Data records
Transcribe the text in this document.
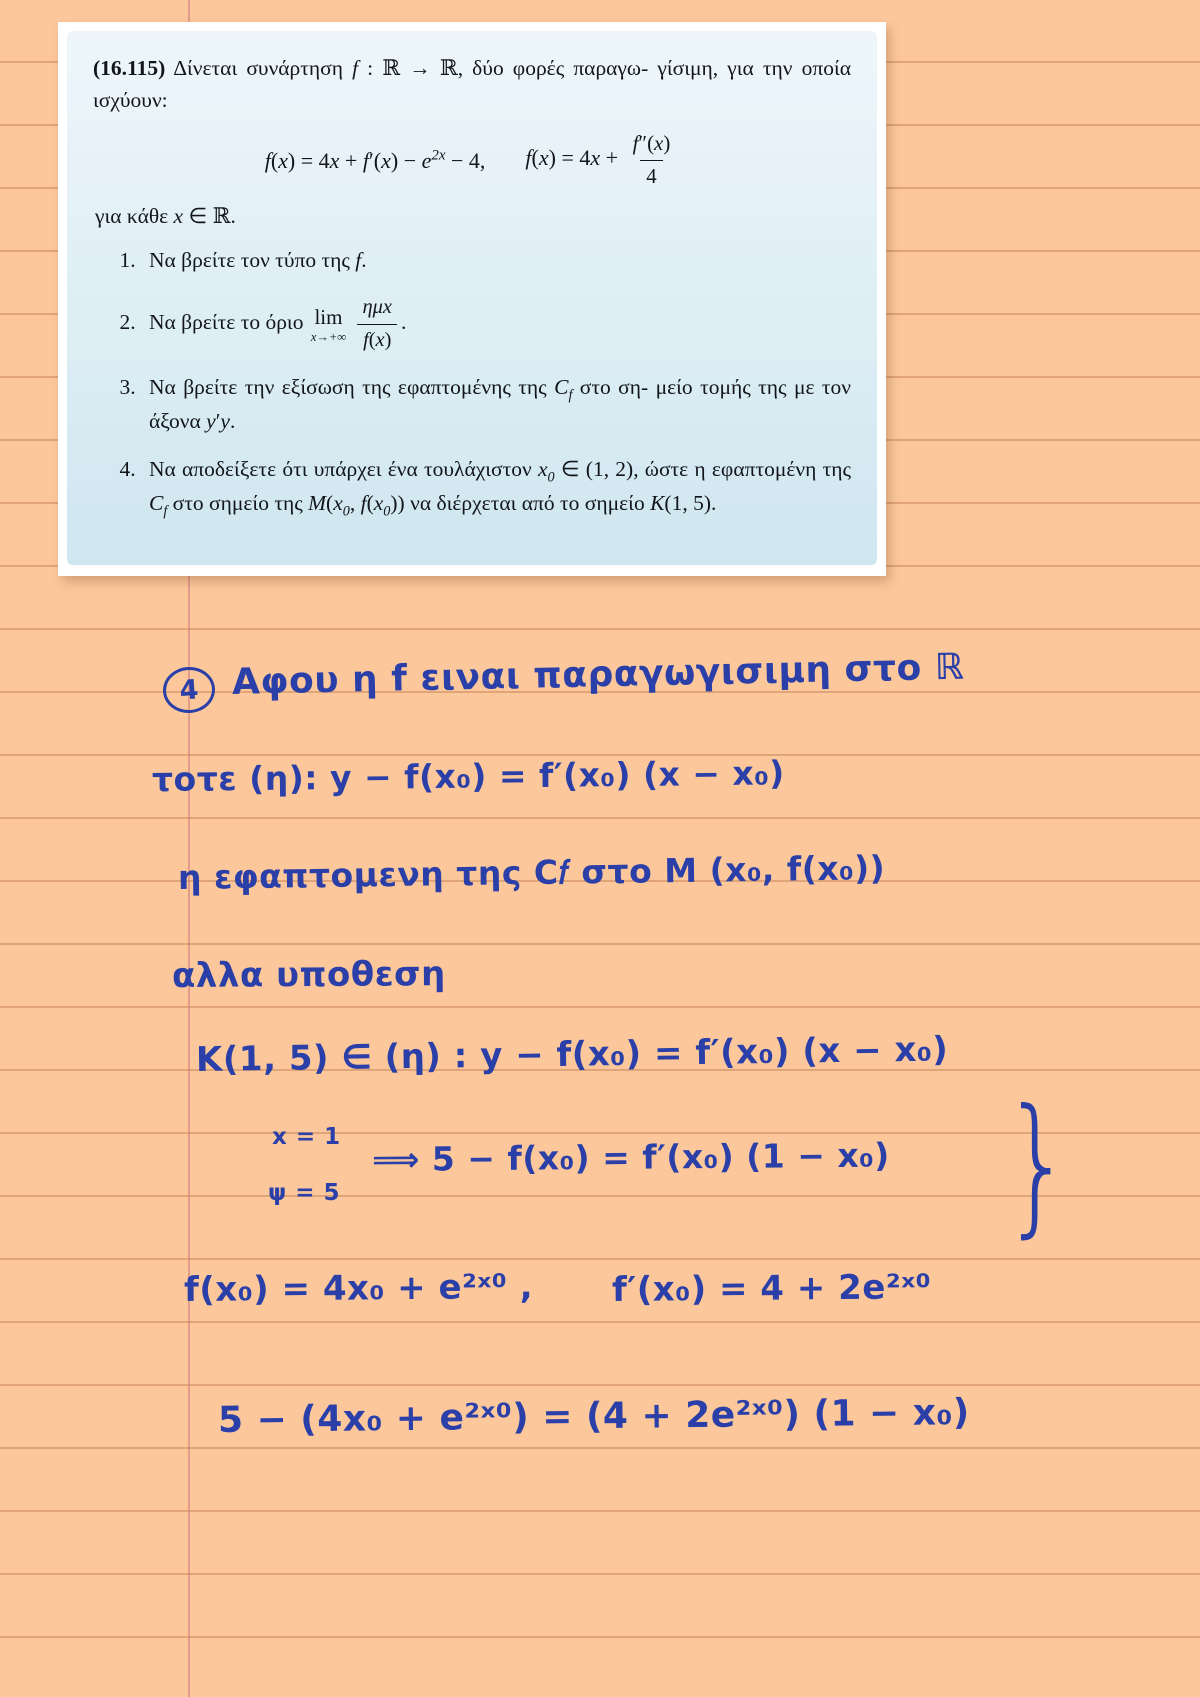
(16.115) Δίνεται συνάρτηση f : ℝ → ℝ, δύο φορές παραγω- γίσιμη, για την οποία ισχύουν:

$f(x) = 4x + f'(x) - e^{2x} - 4$, $f(x) = 4x + \frac{f''(x)}{4}$

για κάθε x ∈ ℝ.

1. Να βρείτε τον τύπο της f.
2. Να βρείτε το όριο lim
x→+∞
$\frac{\text{ημx}}{f(x)}$ .
3. Να βρείτε την εξίσωση της εφαπτομένης της $C_f$ στο ση- μείο τομής της με τον άξονα y′y.
4. Να αποδείξετε ότι υπάρχει ένα τουλάχιστον $x_0$ ∈ (1, 2), ώστε η εφαπτομένη της $C_f$ στο σημείο της $M(x_0$, $f(x_0)$) να διέρχεται από το σημείο K(1, 5).
4 Αφου η f ειναι παραγωγισιμη στο ℝ
τοτε (η): y − f(x₀) = f′(x₀) (x − x₀)
η εφαπτομενη της C𝑓 στο M (x₀, f(x₀))
αλλα υποθεση
K(1, 5) ∈ (η) : y − f(x₀) = f′(x₀) (x − x₀)
x = 1
ψ = 5
⟹ 5 − f(x₀) = f′(x₀) (1 − x₀)
f(x₀) = 4x₀ + e²ˣ⁰ , f′(x₀) = 4 + 2e²ˣ⁰
}
5 − (4x₀ + e²ˣ⁰) = (4 + 2e²ˣ⁰) (1 − x₀)
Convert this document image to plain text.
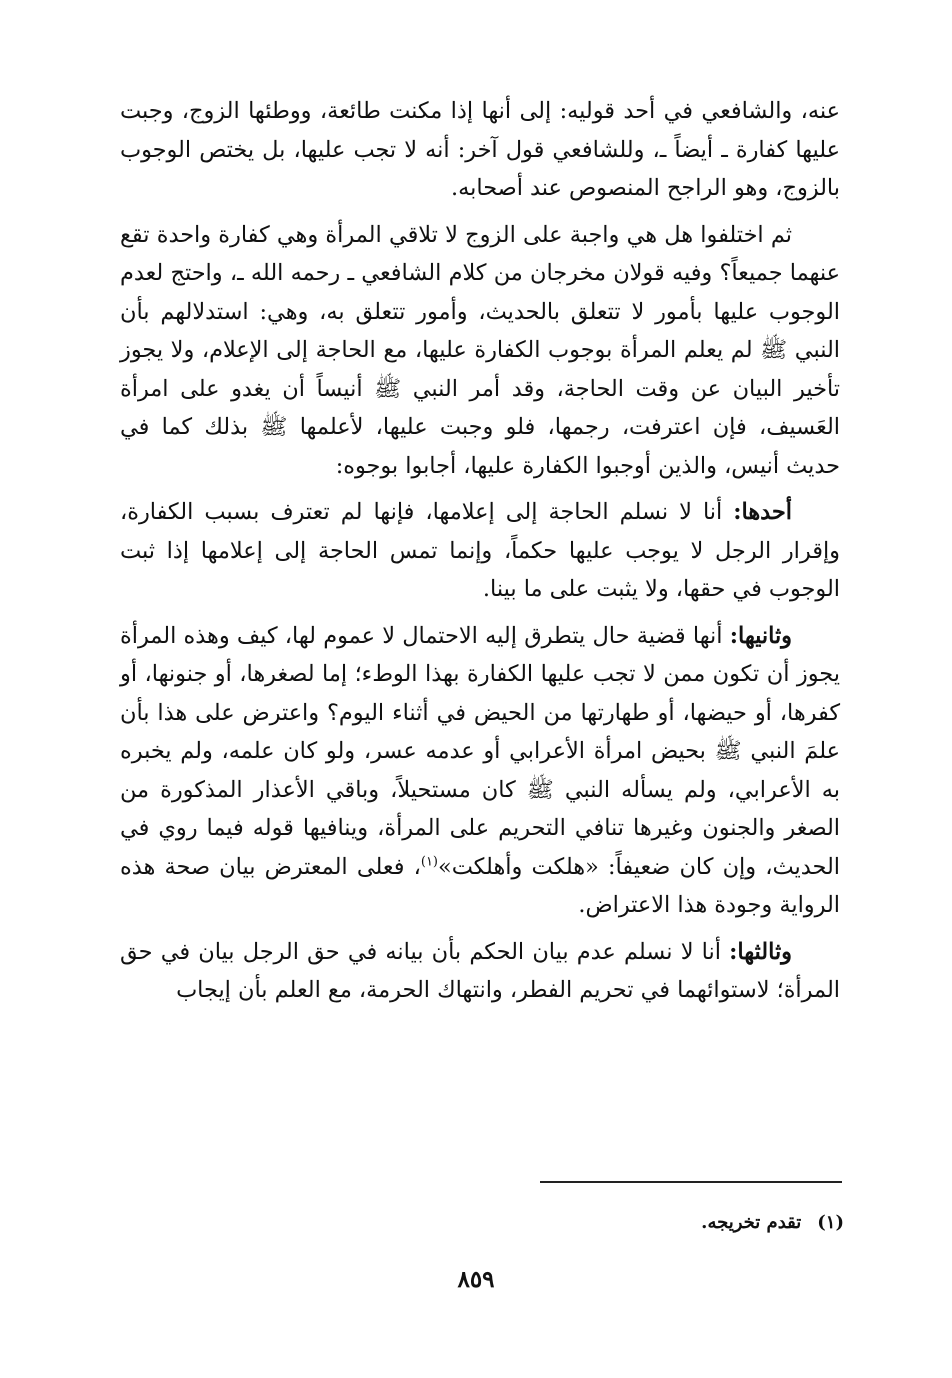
عنه، والشافعي في أحد قوليه: إلى أنها إذا مكنت طائعة، ووطئها الزوج، وجبت عليها كفارة ـ أيضاً ـ، وللشافعي قول آخر: أنه لا تجب عليها، بل يختص الوجوب بالزوج، وهو الراجح المنصوص عند أصحابه.

ثم اختلفوا هل هي واجبة على الزوج لا تلاقي المرأة وهي كفارة واحدة تقع عنهما جميعاً؟ وفيه قولان مخرجان من كلام الشافعي ـ رحمه الله ـ، واحتج لعدم الوجوب عليها بأمور لا تتعلق بالحديث، وأمور تتعلق به، وهي: استدلالهم بأن النبي ﷺ لم يعلم المرأة بوجوب الكفارة عليها، مع الحاجة إلى الإعلام، ولا يجوز تأخير البيان عن وقت الحاجة، وقد أمر النبي ﷺ أنيساً أن يغدو على امرأة العَسيف، فإن اعترفت، رجمها، فلو وجبت عليها، لأعلمها ﷺ بذلك كما في حديث أنيس، والذين أوجبوا الكفارة عليها، أجابوا بوجوه:

أحدها: أنا لا نسلم الحاجة إلى إعلامها، فإنها لم تعترف بسبب الكفارة، وإقرار الرجل لا يوجب عليها حكماً، وإنما تمس الحاجة إلى إعلامها إذا ثبت الوجوب في حقها، ولا يثبت على ما بينا.

وثانيها: أنها قضية حال يتطرق إليه الاحتمال لا عموم لها، كيف وهذه المرأة يجوز أن تكون ممن لا تجب عليها الكفارة بهذا الوطء؛ إما لصغرها، أو جنونها، أو كفرها، أو حيضها، أو طهارتها من الحيض في أثناء اليوم؟ واعترض على هذا بأن علمَ النبي ﷺ بحيض امرأة الأعرابي أو عدمه عسر، ولو كان علمه، ولم يخبره به الأعرابي، ولم يسأله النبي ﷺ كان مستحيلاً، وباقي الأعذار المذكورة من الصغر والجنون وغيرها تنافي التحريم على المرأة، وينافيها قوله فيما روي في الحديث، وإن كان ضعيفاً: «هلكت وأهلكت»$^{(١)}$، فعلى المعترض بيان صحة هذه الرواية وجودة هذا الاعتراض.

وثالثها: أنا لا نسلم عدم بيان الحكم بأن بيانه في حق الرجل بيان في حق المرأة؛ لاستوائهما في تحريم الفطر، وانتهاك الحرمة، مع العلم بأن إيجاب

(١)تقدم تخريجه.
٨٥٩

### Task to carry out
Extract each line holding the word "e²ˣ⁰" from the records.

### Task solution
f(x₀) = 4x₀ + e²ˣ⁰ , f′(x₀) = 4 + 2e²ˣ⁰
5 − (4x₀ + e²ˣ⁰) = (4 + 2e²ˣ⁰) (1 − x₀)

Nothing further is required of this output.